■ Directive ■
Spot each line that carries the word "packed"; copy those lines.
========================================
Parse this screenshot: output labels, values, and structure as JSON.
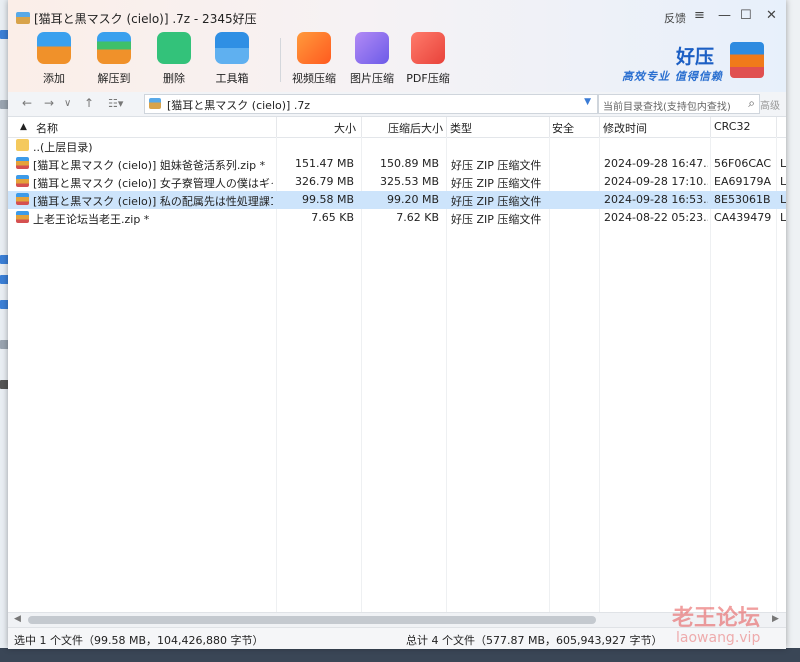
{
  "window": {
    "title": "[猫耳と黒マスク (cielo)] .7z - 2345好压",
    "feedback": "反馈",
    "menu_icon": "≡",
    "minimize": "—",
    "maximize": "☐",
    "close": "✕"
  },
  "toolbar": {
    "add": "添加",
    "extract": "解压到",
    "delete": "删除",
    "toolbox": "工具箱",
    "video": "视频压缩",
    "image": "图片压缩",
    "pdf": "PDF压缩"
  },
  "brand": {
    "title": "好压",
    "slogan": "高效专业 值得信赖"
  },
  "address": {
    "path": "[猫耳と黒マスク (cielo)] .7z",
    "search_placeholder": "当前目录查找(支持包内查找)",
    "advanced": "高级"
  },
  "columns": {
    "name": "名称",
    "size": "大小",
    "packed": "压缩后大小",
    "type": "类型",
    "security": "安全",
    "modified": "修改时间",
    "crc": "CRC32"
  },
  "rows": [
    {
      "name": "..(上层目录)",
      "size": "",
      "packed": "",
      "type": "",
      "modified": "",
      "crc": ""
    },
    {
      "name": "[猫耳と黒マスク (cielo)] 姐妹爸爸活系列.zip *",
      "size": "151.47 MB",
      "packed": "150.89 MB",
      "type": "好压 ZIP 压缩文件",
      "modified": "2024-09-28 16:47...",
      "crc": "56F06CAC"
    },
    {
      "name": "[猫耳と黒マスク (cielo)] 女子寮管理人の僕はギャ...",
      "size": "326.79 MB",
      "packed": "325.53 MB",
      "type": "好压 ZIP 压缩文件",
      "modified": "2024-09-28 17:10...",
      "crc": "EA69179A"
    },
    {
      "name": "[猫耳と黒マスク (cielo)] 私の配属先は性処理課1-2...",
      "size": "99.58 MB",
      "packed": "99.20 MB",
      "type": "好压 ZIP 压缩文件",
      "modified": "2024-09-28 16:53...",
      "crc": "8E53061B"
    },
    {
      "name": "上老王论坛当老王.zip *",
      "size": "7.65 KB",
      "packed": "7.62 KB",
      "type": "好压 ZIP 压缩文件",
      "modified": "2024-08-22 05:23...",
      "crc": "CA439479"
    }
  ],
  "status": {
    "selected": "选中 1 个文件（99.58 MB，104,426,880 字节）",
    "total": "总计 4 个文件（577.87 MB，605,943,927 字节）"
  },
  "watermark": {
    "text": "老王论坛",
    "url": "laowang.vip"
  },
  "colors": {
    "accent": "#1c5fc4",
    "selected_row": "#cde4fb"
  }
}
========================================
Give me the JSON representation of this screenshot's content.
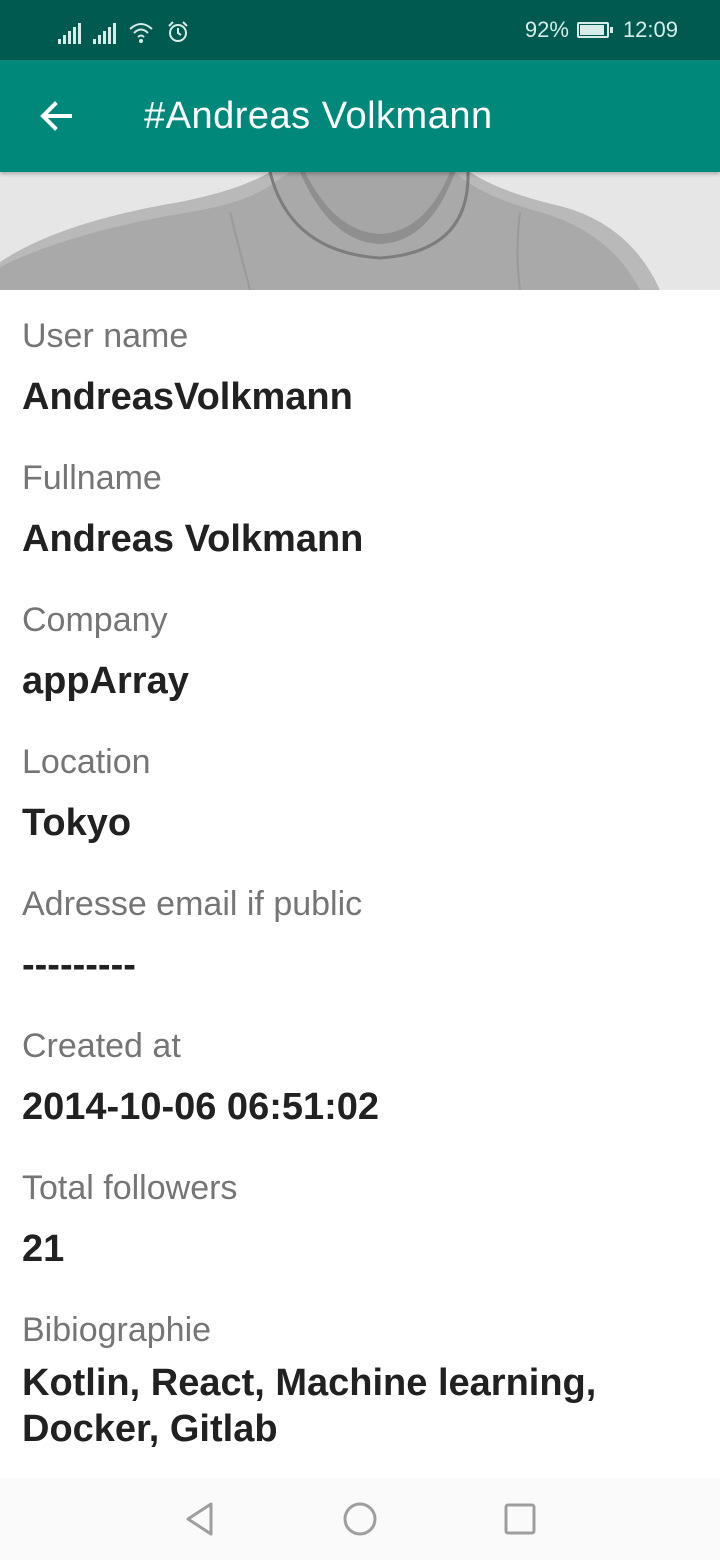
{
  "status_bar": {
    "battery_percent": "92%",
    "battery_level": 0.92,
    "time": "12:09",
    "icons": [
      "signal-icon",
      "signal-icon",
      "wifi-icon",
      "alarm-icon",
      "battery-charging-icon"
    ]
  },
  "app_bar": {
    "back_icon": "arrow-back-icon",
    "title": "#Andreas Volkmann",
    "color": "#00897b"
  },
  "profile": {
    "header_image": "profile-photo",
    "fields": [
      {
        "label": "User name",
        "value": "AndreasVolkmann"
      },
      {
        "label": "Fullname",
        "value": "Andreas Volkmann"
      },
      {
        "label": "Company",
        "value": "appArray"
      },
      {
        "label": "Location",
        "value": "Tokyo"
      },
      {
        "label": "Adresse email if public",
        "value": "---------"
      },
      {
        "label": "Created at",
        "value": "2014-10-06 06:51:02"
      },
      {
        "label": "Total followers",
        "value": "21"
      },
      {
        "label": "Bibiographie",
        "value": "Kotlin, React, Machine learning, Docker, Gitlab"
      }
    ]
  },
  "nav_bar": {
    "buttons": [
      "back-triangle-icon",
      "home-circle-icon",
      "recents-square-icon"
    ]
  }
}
========================================
■ Exercise output ■
    "packed": "压缩后大小",
      "packed": "",
      "packed": "150.89 MB",
      "packed": "325.53 MB",
      "packed": "99.20 MB",
      "packed": "7.62 KB",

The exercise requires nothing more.